SET EXERCISE 1:
Answer these questions using the article on Jackie Robinson and the 1955 Dodgers:
(a) In which two years did Robinson win the stolen base title?
(b) Who was the MVP for the 1955 season?
(c) By how many games did Brooklyn finish ahead of Milwaukee for the 1955 pennant?
SET EXERCISE 2:
Summarize the article on Jackie Robinson and the 1955 Dodgers in two sentences.

ARTICLE:
**********
Jackie Robinson 70th anniversary auction to benefit JRF ending April 29
This lot is closed for bidding. Bidding ended on 4/30/2017
By 1955 Jackie Robinson had become a baseball superstar, the very face of the Brooklyn Dodgers organization. His action-packed style of play had rubbed off on his teammates, and those Dodgers clubs of the 1950’s were every inch a reflection of Robinson’s play. Besides being the man who successfully shattered baseball’s color line, as Jackie turned 36 in 1955, he could look back on a career highlighted by the game’s greatest awards: Rookie of the Year (1947), National League Most Valuable Player (1949), Batting Champion (1949), two-time stolen base champ (1947 and 1949) and six All-Star appearances. He was also the fire and drive behind Brooklyn’s five National League pennants – yet one thing eluded Jackie Robinson – a World Championship.
That would change in 1955. The Dodgers that year was a perfect combination of veterans and youth. That year’s MVP, Roy Campanella, called the shots for a pitching staff consisting of vets Don Newcombe and Carl Erskine backed up by newcomers Don Drysdale, Johnny Podres and Sandy Koufax. Old-timers Snider and Furillo still roamed the outfield, backed up by a young, fleet-footed Cuban, Sandy Amoros. Gil Hodges and Pee Wee Reese added stability in the infield while Junior Gilliam was being groomed to take Jackie Robinson’s place at second. Jackie was moved over to third, completing one of the strongest clubs to ever wear Dodger Blue and Brooklyn cruised to the pennant by 13 ½ games over Milwaukee.
**********
SUPPLIED ENTRIES:
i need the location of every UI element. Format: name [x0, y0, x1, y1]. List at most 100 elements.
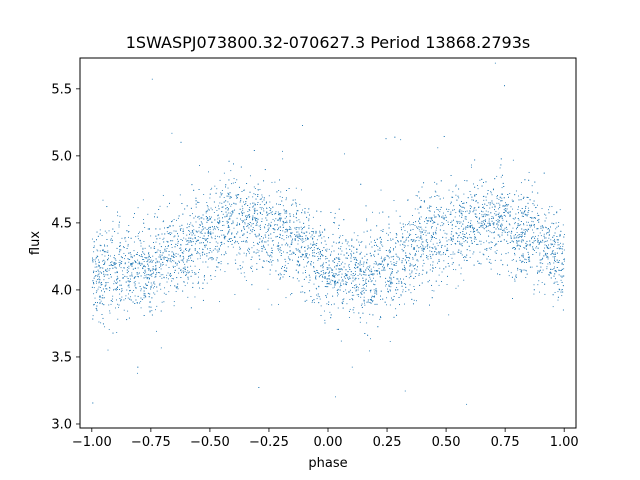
**********
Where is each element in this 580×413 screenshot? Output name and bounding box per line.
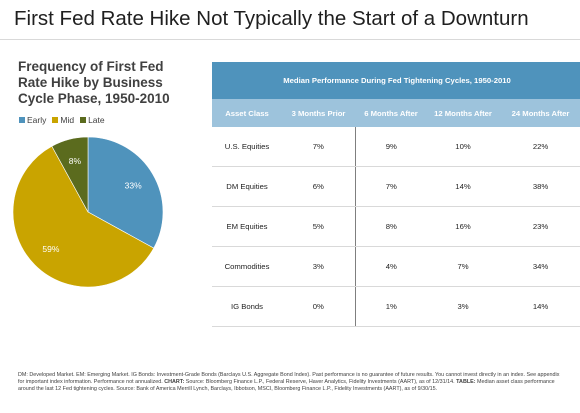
**********
WORKED ANSWER 1:
(a) 1947 and 1949
(b) Roy Campanella
(c) 13 ½ games

WORKED ANSWER 2:
By 1955, Jackie Robinson had broken baseball's color line, won major awards such as Rookie of the Year and National League MVP, and driven Brooklyn to five pennants, but he had never won a World Championship. That year's Dodgers mixed veterans and youth, with Robinson moved to third base, and won the pennant by 13 ½ games over Milwaukee.